- **Aim of the task**
Collect the lines of the entries where "colors" shows up.

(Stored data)
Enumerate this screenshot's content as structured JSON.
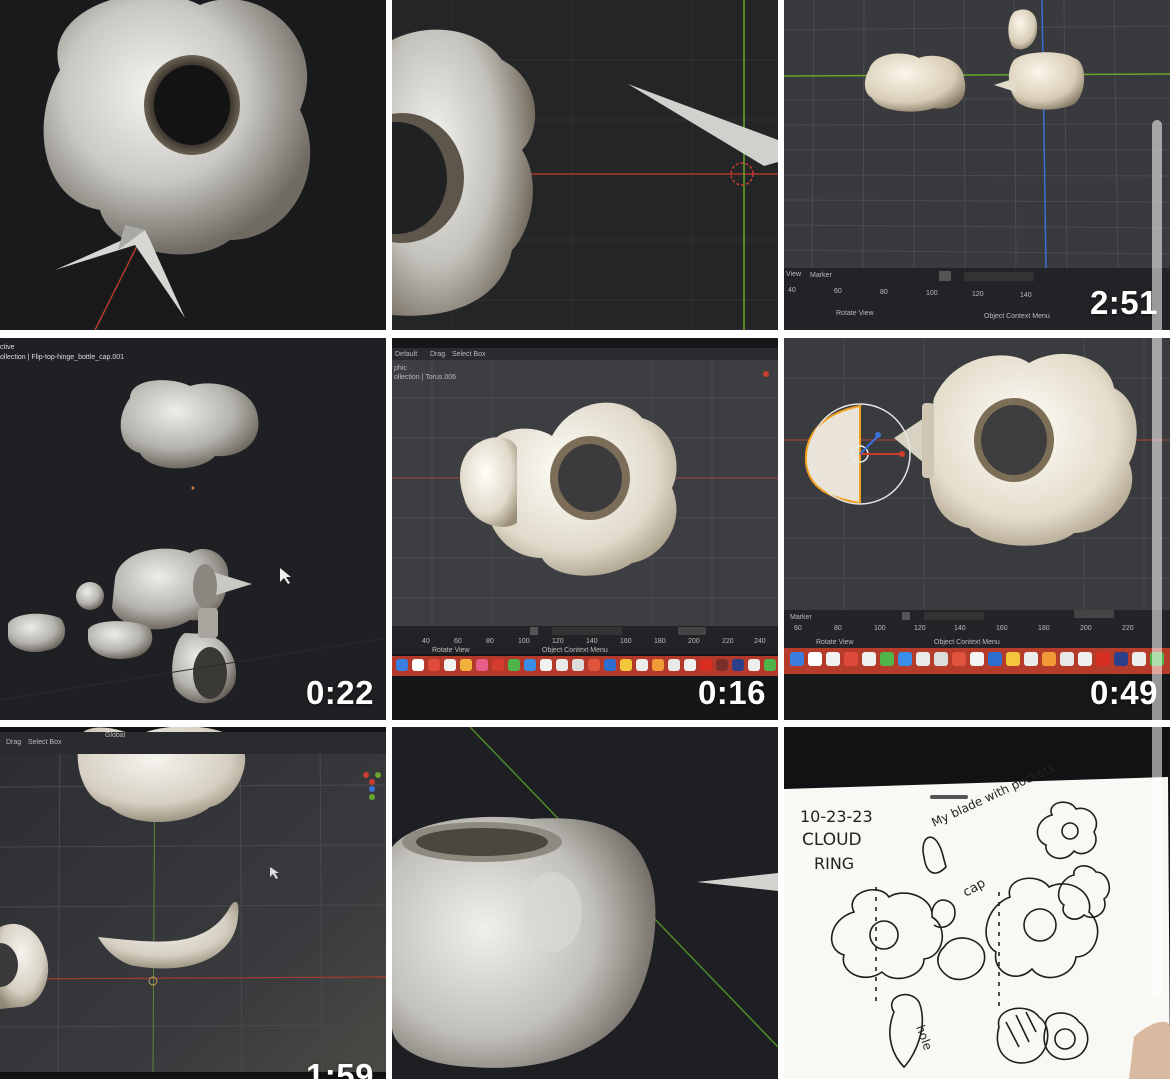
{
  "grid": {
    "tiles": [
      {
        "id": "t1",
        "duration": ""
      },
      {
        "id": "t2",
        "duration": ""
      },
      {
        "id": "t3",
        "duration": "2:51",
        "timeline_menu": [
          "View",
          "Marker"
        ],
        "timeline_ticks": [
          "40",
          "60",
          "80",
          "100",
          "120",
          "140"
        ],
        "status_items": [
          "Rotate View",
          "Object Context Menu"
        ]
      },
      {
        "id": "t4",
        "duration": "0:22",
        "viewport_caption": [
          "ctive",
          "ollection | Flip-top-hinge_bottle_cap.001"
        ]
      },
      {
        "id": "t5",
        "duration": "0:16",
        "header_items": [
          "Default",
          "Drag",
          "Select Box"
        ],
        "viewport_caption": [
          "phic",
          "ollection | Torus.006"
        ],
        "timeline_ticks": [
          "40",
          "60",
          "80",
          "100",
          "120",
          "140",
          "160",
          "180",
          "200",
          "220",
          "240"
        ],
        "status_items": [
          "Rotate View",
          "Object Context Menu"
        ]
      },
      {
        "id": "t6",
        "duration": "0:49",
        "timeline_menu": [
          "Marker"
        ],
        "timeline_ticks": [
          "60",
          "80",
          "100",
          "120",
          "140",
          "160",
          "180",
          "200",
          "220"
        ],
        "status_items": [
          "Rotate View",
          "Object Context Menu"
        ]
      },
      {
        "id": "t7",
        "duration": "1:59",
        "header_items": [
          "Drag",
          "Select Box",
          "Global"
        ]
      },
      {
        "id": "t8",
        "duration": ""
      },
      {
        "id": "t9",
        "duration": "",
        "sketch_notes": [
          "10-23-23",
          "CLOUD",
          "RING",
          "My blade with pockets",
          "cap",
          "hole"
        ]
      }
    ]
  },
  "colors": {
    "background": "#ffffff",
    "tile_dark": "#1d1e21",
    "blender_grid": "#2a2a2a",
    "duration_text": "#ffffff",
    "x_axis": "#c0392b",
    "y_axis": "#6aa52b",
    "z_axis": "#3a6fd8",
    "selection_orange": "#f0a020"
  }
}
* * *
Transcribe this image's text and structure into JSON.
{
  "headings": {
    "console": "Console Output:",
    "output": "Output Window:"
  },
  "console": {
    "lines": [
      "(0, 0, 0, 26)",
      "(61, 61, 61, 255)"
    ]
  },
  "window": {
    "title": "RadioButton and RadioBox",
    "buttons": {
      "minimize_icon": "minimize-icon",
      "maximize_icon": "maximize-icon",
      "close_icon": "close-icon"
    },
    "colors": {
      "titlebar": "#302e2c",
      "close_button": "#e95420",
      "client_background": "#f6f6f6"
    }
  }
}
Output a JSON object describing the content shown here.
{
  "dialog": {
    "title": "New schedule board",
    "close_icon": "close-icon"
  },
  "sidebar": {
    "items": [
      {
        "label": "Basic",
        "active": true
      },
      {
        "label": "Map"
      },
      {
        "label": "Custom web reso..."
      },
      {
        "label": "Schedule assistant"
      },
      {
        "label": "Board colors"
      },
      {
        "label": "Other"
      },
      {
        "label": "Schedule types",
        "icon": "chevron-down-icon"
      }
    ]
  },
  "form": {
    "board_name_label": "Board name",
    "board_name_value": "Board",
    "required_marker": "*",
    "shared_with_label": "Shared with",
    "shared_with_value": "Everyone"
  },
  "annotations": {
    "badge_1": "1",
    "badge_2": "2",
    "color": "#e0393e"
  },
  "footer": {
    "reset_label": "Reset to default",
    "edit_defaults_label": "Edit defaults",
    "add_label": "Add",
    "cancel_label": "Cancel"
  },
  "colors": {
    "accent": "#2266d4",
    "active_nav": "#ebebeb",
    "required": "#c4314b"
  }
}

- **The reply**
  "colors": {
    "colors": {
        "label": "Board colors"
  "colors": {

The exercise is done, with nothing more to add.